Exercise objective: Please pull out every line that includes the string "coordinate".

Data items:
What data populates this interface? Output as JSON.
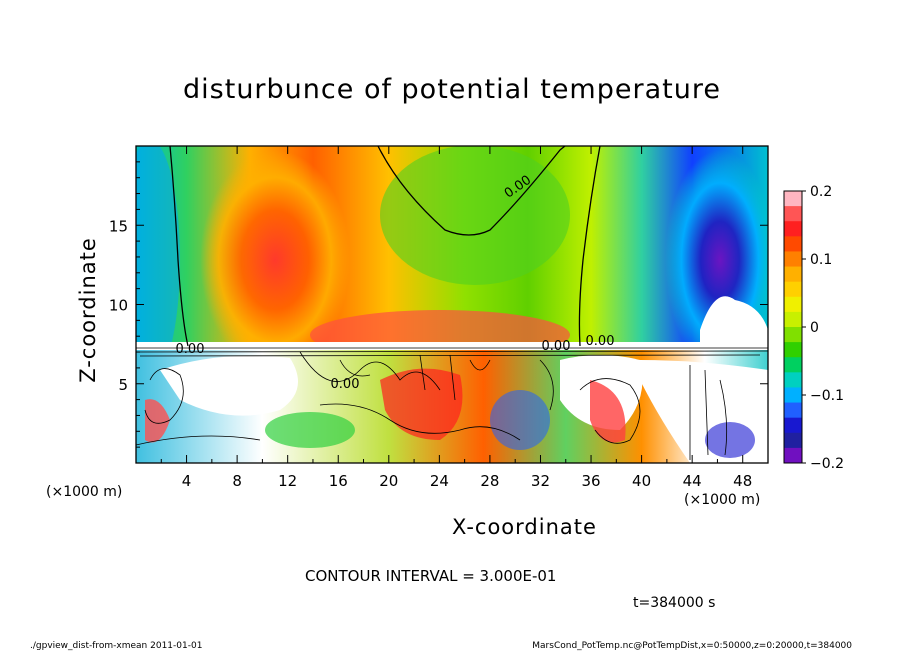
{
  "chart_data": {
    "type": "heatmap",
    "title": "disturbunce of potential temperature",
    "xlabel": "X-coordinate",
    "ylabel": "Z-coordinate",
    "x_unit_left": "(×1000 m)",
    "x_unit_right": "(×1000 m)",
    "xlim": [
      0,
      50
    ],
    "ylim": [
      0,
      20
    ],
    "xticks": [
      4,
      8,
      12,
      16,
      20,
      24,
      28,
      32,
      36,
      40,
      44,
      48
    ],
    "xtick_labels": [
      "4",
      "8",
      "12",
      "16",
      "20",
      "24",
      "28",
      "32",
      "36",
      "40",
      "44",
      "48"
    ],
    "yticks": [
      5,
      10,
      15
    ],
    "ytick_labels": [
      "5",
      "10",
      "15"
    ],
    "colorbar": {
      "range": [
        -0.2,
        0.2
      ],
      "ticks": [
        0.2,
        0.1,
        0,
        -0.1,
        -0.2
      ],
      "tick_labels": [
        "0.2",
        "0.1",
        "0",
        "−0.1",
        "−0.2"
      ],
      "colors": [
        "#ffb6c1",
        "#ff5555",
        "#ff2020",
        "#ff4a00",
        "#ff8000",
        "#ffb000",
        "#ffd000",
        "#f0f000",
        "#c8f000",
        "#80e000",
        "#30d000",
        "#00d060",
        "#00d0c0",
        "#00b0ff",
        "#2060ff",
        "#1818d0",
        "#2020a0",
        "#7010c0"
      ]
    },
    "contour_labels": [
      "0.00",
      "0.00",
      "0.00",
      "0.00",
      "0.00"
    ],
    "contour_interval": "CONTOUR INTERVAL = 3.000E-01",
    "time": "t=384000 s"
  },
  "footer": {
    "left": "./gpview_dist-from-xmean  2011-01-01",
    "right": "MarsCond_PotTemp.nc@PotTempDist,x=0:50000,z=0:20000,t=384000"
  }
}
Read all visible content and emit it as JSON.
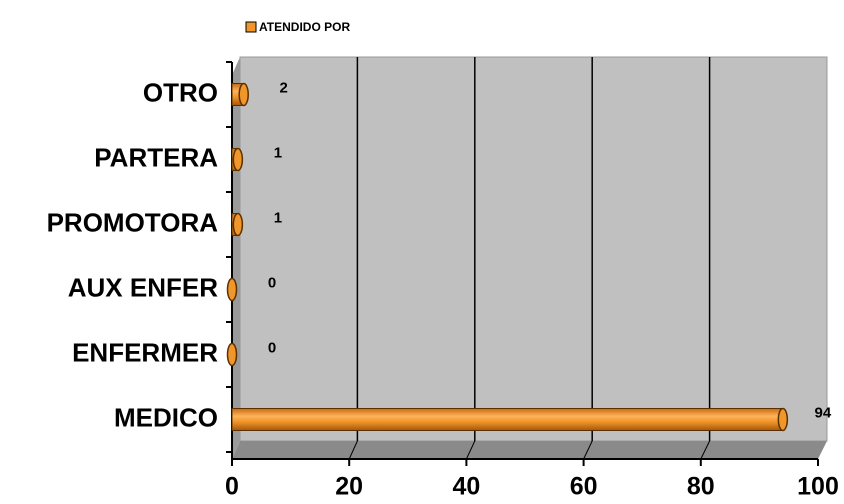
{
  "chart_data": {
    "type": "bar",
    "orientation": "horizontal",
    "categories": [
      "OTRO",
      "PARTERA",
      "PROMOTORA",
      "AUX ENFER",
      "ENFERMER",
      "MEDICO"
    ],
    "series": [
      {
        "name": "ATENDIDO POR",
        "color": "#f0962a",
        "values": [
          2,
          1,
          1,
          0,
          0,
          94
        ]
      }
    ],
    "xlim": [
      0,
      100
    ],
    "xticks": [
      0,
      20,
      40,
      60,
      80,
      100
    ],
    "grid": true,
    "legend": "top"
  }
}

Task solution:
    "xlabel": "X-coordinate",
    "ylabel": "Z-coordinate",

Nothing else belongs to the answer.